-- START --
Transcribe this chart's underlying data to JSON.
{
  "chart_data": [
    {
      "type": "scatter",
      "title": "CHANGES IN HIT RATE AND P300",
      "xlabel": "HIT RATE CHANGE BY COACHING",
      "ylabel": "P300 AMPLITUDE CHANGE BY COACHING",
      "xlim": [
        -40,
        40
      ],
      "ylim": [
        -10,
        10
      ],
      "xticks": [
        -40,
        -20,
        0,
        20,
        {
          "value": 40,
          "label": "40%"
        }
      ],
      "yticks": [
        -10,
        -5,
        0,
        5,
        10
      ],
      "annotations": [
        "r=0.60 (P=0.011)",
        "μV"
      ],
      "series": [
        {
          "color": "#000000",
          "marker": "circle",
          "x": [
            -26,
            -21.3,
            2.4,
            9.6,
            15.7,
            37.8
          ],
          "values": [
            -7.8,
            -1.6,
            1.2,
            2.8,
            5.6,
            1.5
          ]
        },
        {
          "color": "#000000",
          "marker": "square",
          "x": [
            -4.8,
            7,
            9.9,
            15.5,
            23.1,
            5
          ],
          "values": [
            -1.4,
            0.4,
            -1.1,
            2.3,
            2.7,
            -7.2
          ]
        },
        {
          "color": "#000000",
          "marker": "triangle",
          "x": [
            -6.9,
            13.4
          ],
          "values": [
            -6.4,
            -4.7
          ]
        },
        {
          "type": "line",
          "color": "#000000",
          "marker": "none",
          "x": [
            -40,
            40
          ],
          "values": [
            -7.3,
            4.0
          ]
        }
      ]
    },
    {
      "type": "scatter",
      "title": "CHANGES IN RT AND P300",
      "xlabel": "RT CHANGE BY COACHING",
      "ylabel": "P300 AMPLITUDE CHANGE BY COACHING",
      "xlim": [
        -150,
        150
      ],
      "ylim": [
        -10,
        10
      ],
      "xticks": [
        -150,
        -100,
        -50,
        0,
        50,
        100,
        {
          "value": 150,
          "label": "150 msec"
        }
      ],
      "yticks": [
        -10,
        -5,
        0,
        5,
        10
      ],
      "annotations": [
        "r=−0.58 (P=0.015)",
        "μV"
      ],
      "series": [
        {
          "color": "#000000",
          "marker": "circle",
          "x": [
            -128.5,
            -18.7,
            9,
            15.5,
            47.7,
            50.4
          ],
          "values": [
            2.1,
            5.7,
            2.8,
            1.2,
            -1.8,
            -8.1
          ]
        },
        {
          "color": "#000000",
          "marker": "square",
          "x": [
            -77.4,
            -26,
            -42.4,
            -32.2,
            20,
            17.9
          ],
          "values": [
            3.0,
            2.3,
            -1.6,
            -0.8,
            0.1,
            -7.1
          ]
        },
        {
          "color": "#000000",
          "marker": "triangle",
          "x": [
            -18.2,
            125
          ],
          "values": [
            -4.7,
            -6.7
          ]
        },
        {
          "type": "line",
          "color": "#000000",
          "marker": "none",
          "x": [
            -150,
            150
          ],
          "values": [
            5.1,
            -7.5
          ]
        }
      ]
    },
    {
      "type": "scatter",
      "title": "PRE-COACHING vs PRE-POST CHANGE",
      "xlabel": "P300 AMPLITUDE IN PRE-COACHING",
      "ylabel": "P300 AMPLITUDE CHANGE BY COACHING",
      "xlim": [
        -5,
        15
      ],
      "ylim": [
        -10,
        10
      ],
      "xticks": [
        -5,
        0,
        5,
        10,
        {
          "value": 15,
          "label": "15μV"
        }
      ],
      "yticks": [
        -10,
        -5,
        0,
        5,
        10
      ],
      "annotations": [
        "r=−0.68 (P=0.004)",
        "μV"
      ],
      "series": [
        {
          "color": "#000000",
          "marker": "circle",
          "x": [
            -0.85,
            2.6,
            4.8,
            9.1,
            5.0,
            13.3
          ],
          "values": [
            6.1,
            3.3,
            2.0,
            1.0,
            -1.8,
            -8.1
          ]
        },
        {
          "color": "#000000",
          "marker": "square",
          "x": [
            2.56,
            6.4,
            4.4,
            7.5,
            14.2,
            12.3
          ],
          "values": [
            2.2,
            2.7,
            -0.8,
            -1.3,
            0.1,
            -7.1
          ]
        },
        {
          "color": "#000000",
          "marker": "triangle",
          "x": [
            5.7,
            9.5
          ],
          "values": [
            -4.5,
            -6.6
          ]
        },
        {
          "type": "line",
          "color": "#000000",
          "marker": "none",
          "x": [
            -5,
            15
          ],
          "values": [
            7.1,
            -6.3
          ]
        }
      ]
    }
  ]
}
-- END --
> [EXERCISE GOAL] Type out the material again exactly as presented.

> [FINAL RESULT]
Transcribe this chart's underlying data to JSON.
{
  "chart_data": [
    {
      "type": "scatter",
      "title": "CHANGES IN HIT RATE AND P300",
      "xlabel": "HIT RATE CHANGE BY COACHING",
      "ylabel": "P300 AMPLITUDE CHANGE BY COACHING",
      "xlim": [
        -40,
        40
      ],
      "ylim": [
        -10,
        10
      ],
      "xticks": [
        -40,
        -20,
        0,
        20,
        {
          "value": 40,
          "label": "40%"
        }
      ],
      "yticks": [
        -10,
        -5,
        0,
        5,
        10
      ],
      "annotations": [
        "r=0.60 (P=0.011)",
        "μV"
      ],
      "series": [
        {
          "color": "#000000",
          "marker": "circle",
          "x": [
            -26,
            -21.3,
            2.4,
            9.6,
            15.7,
            37.8
          ],
          "values": [
            -7.8,
            -1.6,
            1.2,
            2.8,
            5.6,
            1.5
          ]
        },
        {
          "color": "#000000",
          "marker": "square",
          "x": [
            -4.8,
            7,
            9.9,
            15.5,
            23.1,
            5
          ],
          "values": [
            -1.4,
            0.4,
            -1.1,
            2.3,
            2.7,
            -7.2
          ]
        },
        {
          "color": "#000000",
          "marker": "triangle",
          "x": [
            -6.9,
            13.4
          ],
          "values": [
            -6.4,
            -4.7
          ]
        },
        {
          "type": "line",
          "color": "#000000",
          "marker": "none",
          "x": [
            -40,
            40
          ],
          "values": [
            -7.3,
            4.0
          ]
        }
      ]
    },
    {
      "type": "scatter",
      "title": "CHANGES IN RT AND P300",
      "xlabel": "RT CHANGE BY COACHING",
      "ylabel": "P300 AMPLITUDE CHANGE BY COACHING",
      "xlim": [
        -150,
        150
      ],
      "ylim": [
        -10,
        10
      ],
      "xticks": [
        -150,
        -100,
        -50,
        0,
        50,
        100,
        {
          "value": 150,
          "label": "150 msec"
        }
      ],
      "yticks": [
        -10,
        -5,
        0,
        5,
        10
      ],
      "annotations": [
        "r=−0.58 (P=0.015)",
        "μV"
      ],
      "series": [
        {
          "color": "#000000",
          "marker": "circle",
          "x": [
            -128.5,
            -18.7,
            9,
            15.5,
            47.7,
            50.4
          ],
          "values": [
            2.1,
            5.7,
            2.8,
            1.2,
            -1.8,
            -8.1
          ]
        },
        {
          "color": "#000000",
          "marker": "square",
          "x": [
            -77.4,
            -26,
            -42.4,
            -32.2,
            20,
            17.9
          ],
          "values": [
            3.0,
            2.3,
            -1.6,
            -0.8,
            0.1,
            -7.1
          ]
        },
        {
          "color": "#000000",
          "marker": "triangle",
          "x": [
            -18.2,
            125
          ],
          "values": [
            -4.7,
            -6.7
          ]
        },
        {
          "type": "line",
          "color": "#000000",
          "marker": "none",
          "x": [
            -150,
            150
          ],
          "values": [
            5.1,
            -7.5
          ]
        }
      ]
    },
    {
      "type": "scatter",
      "title": "PRE-COACHING vs PRE-POST CHANGE",
      "xlabel": "P300 AMPLITUDE IN PRE-COACHING",
      "ylabel": "P300 AMPLITUDE CHANGE BY COACHING",
      "xlim": [
        -5,
        15
      ],
      "ylim": [
        -10,
        10
      ],
      "xticks": [
        -5,
        0,
        5,
        10,
        {
          "value": 15,
          "label": "15μV"
        }
      ],
      "yticks": [
        -10,
        -5,
        0,
        5,
        10
      ],
      "annotations": [
        "r=−0.68 (P=0.004)",
        "μV"
      ],
      "series": [
        {
          "color": "#000000",
          "marker": "circle",
          "x": [
            -0.85,
            2.6,
            4.8,
            9.1,
            5.0,
            13.3
          ],
          "values": [
            6.1,
            3.3,
            2.0,
            1.0,
            -1.8,
            -8.1
          ]
        },
        {
          "color": "#000000",
          "marker": "square",
          "x": [
            2.56,
            6.4,
            4.4,
            7.5,
            14.2,
            12.3
          ],
          "values": [
            2.2,
            2.7,
            -0.8,
            -1.3,
            0.1,
            -7.1
          ]
        },
        {
          "color": "#000000",
          "marker": "triangle",
          "x": [
            5.7,
            9.5
          ],
          "values": [
            -4.5,
            -6.6
          ]
        },
        {
          "type": "line",
          "color": "#000000",
          "marker": "none",
          "x": [
            -5,
            15
          ],
          "values": [
            7.1,
            -6.3
          ]
        }
      ]
    }
  ]
}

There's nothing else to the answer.